Figure dataset records ▸
::::::

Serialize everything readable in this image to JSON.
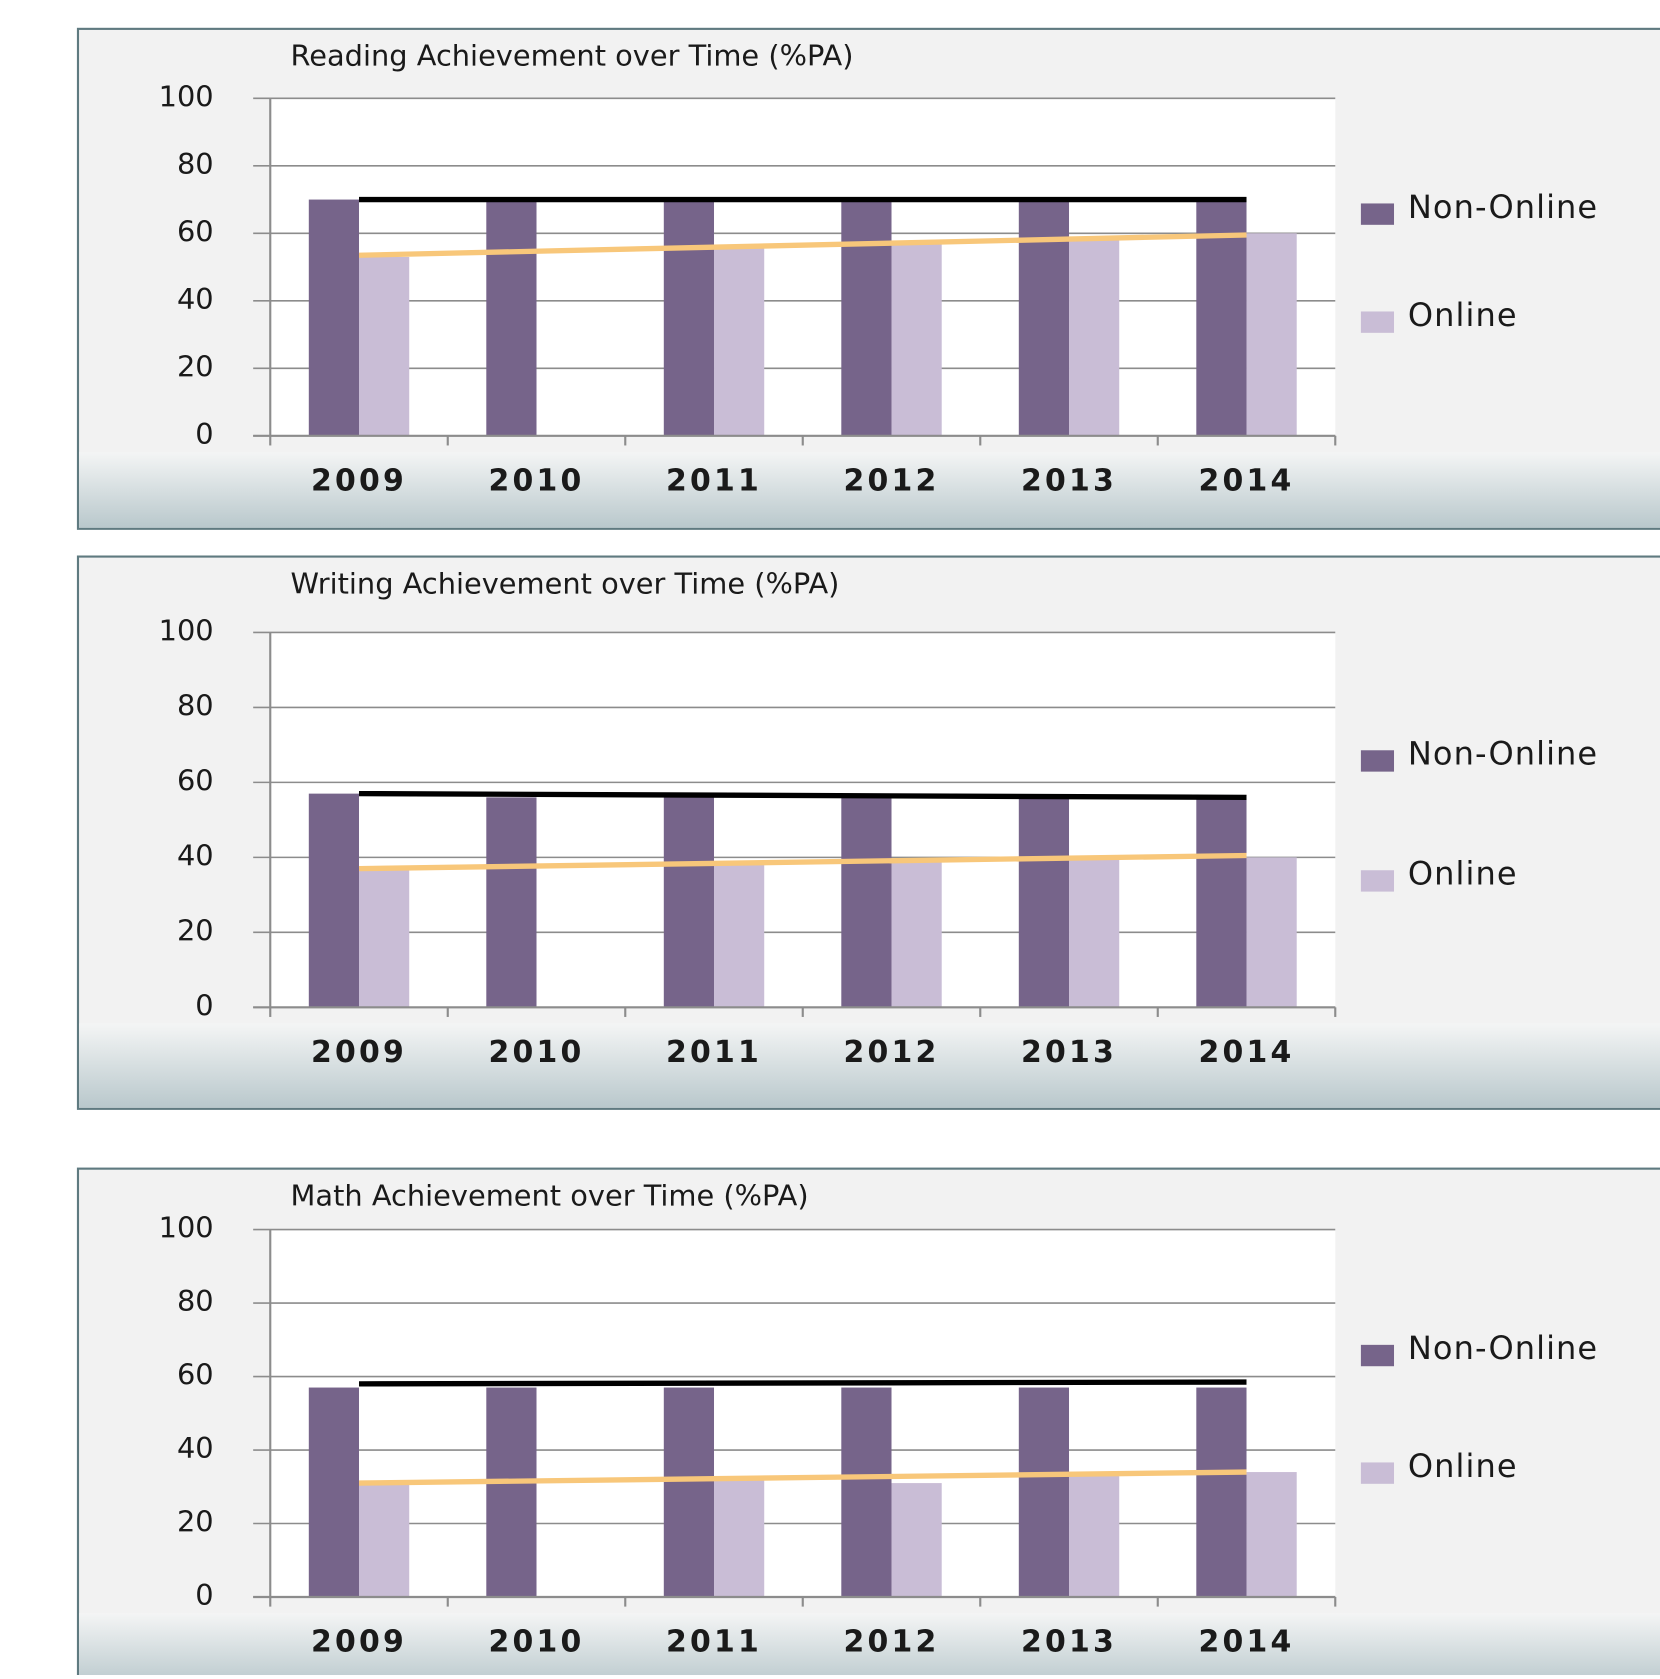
{
  "chart_data": [
    {
      "type": "bar",
      "title": "Reading Achievement over Time (%PA)",
      "categories": [
        "2009",
        "2010",
        "2011",
        "2012",
        "2013",
        "2014"
      ],
      "series": [
        {
          "name": "Non-Online",
          "color": "#76648a",
          "values": [
            70,
            70,
            70,
            70,
            70,
            70
          ]
        },
        {
          "name": "Online",
          "color": "#c9bdd6",
          "values": [
            53,
            null,
            56,
            57,
            58,
            60
          ]
        }
      ],
      "ylim": [
        0,
        100
      ],
      "yticks": [
        0,
        20,
        40,
        60,
        80,
        100
      ],
      "grid": true,
      "legend": "right",
      "trendlines": [
        {
          "color": "#000000",
          "values": [
            70,
            70
          ]
        },
        {
          "color": "#f8c77a",
          "values": [
            53.5,
            59.5
          ]
        }
      ]
    },
    {
      "type": "bar",
      "title": "Writing Achievement over Time (%PA)",
      "categories": [
        "2009",
        "2010",
        "2011",
        "2012",
        "2013",
        "2014"
      ],
      "series": [
        {
          "name": "Non-Online",
          "color": "#76648a",
          "values": [
            57,
            56,
            56,
            56,
            56,
            56
          ]
        },
        {
          "name": "Online",
          "color": "#c9bdd6",
          "values": [
            37,
            null,
            38,
            39,
            40,
            40
          ]
        }
      ],
      "ylim": [
        0,
        100
      ],
      "yticks": [
        0,
        20,
        40,
        60,
        80,
        100
      ],
      "grid": true,
      "legend": "right",
      "trendlines": [
        {
          "color": "#000000",
          "values": [
            57,
            56
          ]
        },
        {
          "color": "#f8c77a",
          "values": [
            37,
            40.5
          ]
        }
      ]
    },
    {
      "type": "bar",
      "title": "Math Achievement over Time (%PA)",
      "categories": [
        "2009",
        "2010",
        "2011",
        "2012",
        "2013",
        "2014"
      ],
      "series": [
        {
          "name": "Non-Online",
          "color": "#76648a",
          "values": [
            57,
            57,
            57,
            57,
            57,
            57
          ]
        },
        {
          "name": "Online",
          "color": "#c9bdd6",
          "values": [
            31,
            null,
            32,
            31,
            33,
            34
          ]
        }
      ],
      "ylim": [
        0,
        100
      ],
      "yticks": [
        0,
        20,
        40,
        60,
        80,
        100
      ],
      "grid": true,
      "legend": "right",
      "trendlines": [
        {
          "color": "#000000",
          "values": [
            58,
            58.5
          ]
        },
        {
          "color": "#f8c77a",
          "values": [
            31,
            34
          ]
        }
      ]
    }
  ]
}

::::::

Request ▸ Determine the number of lines in the records that include the string "Achievement", and respond with that number only.

Output below ▸ 3